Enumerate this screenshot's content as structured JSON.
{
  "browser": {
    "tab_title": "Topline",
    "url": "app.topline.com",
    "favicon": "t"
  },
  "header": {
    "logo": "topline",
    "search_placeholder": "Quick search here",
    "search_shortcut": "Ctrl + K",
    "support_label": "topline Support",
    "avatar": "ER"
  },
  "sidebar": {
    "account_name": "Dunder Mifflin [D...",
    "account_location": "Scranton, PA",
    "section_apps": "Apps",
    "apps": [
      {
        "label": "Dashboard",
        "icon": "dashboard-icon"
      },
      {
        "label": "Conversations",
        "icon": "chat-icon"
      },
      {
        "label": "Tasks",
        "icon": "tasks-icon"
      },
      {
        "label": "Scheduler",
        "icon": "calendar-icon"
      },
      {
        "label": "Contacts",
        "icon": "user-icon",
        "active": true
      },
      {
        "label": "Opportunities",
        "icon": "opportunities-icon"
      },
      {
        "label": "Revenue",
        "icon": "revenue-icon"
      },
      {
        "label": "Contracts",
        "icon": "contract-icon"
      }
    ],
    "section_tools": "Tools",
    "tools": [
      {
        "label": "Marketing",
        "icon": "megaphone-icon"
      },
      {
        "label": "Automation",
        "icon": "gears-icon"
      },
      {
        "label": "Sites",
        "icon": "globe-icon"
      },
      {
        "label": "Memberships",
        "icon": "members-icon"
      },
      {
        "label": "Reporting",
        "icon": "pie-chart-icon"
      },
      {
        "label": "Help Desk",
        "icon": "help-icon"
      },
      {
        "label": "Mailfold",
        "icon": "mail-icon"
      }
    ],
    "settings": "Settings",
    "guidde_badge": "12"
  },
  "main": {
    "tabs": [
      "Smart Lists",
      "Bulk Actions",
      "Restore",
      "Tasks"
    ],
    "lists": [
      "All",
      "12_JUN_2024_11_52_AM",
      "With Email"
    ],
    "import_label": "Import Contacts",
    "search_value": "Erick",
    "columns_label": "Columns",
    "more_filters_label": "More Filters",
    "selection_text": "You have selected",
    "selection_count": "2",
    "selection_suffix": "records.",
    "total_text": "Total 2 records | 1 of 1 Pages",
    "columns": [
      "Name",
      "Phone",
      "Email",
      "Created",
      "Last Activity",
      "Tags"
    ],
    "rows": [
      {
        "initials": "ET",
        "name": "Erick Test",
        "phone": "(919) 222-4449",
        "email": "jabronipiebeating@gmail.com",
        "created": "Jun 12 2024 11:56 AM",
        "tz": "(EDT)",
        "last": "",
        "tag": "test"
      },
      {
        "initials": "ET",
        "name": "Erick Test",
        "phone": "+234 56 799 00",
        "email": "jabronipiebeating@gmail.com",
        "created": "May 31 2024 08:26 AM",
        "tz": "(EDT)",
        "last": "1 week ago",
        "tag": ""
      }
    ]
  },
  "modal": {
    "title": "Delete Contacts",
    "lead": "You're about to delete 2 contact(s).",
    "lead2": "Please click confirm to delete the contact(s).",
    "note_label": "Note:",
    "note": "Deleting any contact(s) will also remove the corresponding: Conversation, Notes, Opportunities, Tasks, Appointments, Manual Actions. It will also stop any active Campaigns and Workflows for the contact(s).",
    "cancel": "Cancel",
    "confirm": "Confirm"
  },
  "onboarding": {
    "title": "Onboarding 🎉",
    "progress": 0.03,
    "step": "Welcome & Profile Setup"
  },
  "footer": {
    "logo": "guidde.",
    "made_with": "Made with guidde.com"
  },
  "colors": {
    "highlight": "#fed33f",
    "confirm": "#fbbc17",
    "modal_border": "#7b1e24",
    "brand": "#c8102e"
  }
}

*****

* [Task goal]
Give an exact copy of all the data shown above.

* [The answer]
Enumerate this screenshot's content as structured JSON.
{
  "browser": {
    "tab_title": "Topline",
    "url": "app.topline.com",
    "favicon": "t"
  },
  "header": {
    "logo": "topline",
    "search_placeholder": "Quick search here",
    "search_shortcut": "Ctrl + K",
    "support_label": "topline Support",
    "avatar": "ER"
  },
  "sidebar": {
    "account_name": "Dunder Mifflin [D...",
    "account_location": "Scranton, PA",
    "section_apps": "Apps",
    "apps": [
      {
        "label": "Dashboard",
        "icon": "dashboard-icon"
      },
      {
        "label": "Conversations",
        "icon": "chat-icon"
      },
      {
        "label": "Tasks",
        "icon": "tasks-icon"
      },
      {
        "label": "Scheduler",
        "icon": "calendar-icon"
      },
      {
        "label": "Contacts",
        "icon": "user-icon",
        "active": true
      },
      {
        "label": "Opportunities",
        "icon": "opportunities-icon"
      },
      {
        "label": "Revenue",
        "icon": "revenue-icon"
      },
      {
        "label": "Contracts",
        "icon": "contract-icon"
      }
    ],
    "section_tools": "Tools",
    "tools": [
      {
        "label": "Marketing",
        "icon": "megaphone-icon"
      },
      {
        "label": "Automation",
        "icon": "gears-icon"
      },
      {
        "label": "Sites",
        "icon": "globe-icon"
      },
      {
        "label": "Memberships",
        "icon": "members-icon"
      },
      {
        "label": "Reporting",
        "icon": "pie-chart-icon"
      },
      {
        "label": "Help Desk",
        "icon": "help-icon"
      },
      {
        "label": "Mailfold",
        "icon": "mail-icon"
      }
    ],
    "settings": "Settings",
    "guidde_badge": "12"
  },
  "main": {
    "tabs": [
      "Smart Lists",
      "Bulk Actions",
      "Restore",
      "Tasks"
    ],
    "lists": [
      "All",
      "12_JUN_2024_11_52_AM",
      "With Email"
    ],
    "import_label": "Import Contacts",
    "search_value": "Erick",
    "columns_label": "Columns",
    "more_filters_label": "More Filters",
    "selection_text": "You have selected",
    "selection_count": "2",
    "selection_suffix": "records.",
    "total_text": "Total 2 records | 1 of 1 Pages",
    "columns": [
      "Name",
      "Phone",
      "Email",
      "Created",
      "Last Activity",
      "Tags"
    ],
    "rows": [
      {
        "initials": "ET",
        "name": "Erick Test",
        "phone": "(919) 222-4449",
        "email": "jabronipiebeating@gmail.com",
        "created": "Jun 12 2024 11:56 AM",
        "tz": "(EDT)",
        "last": "",
        "tag": "test"
      },
      {
        "initials": "ET",
        "name": "Erick Test",
        "phone": "+234 56 799 00",
        "email": "jabronipiebeating@gmail.com",
        "created": "May 31 2024 08:26 AM",
        "tz": "(EDT)",
        "last": "1 week ago",
        "tag": ""
      }
    ]
  },
  "modal": {
    "title": "Delete Contacts",
    "lead": "You're about to delete 2 contact(s).",
    "lead2": "Please click confirm to delete the contact(s).",
    "note_label": "Note:",
    "note": "Deleting any contact(s) will also remove the corresponding: Conversation, Notes, Opportunities, Tasks, Appointments, Manual Actions. It will also stop any active Campaigns and Workflows for the contact(s).",
    "cancel": "Cancel",
    "confirm": "Confirm"
  },
  "onboarding": {
    "title": "Onboarding 🎉",
    "progress": 0.03,
    "step": "Welcome & Profile Setup"
  },
  "footer": {
    "logo": "guidde.",
    "made_with": "Made with guidde.com"
  },
  "colors": {
    "highlight": "#fed33f",
    "confirm": "#fbbc17",
    "modal_border": "#7b1e24",
    "brand": "#c8102e"
  }
}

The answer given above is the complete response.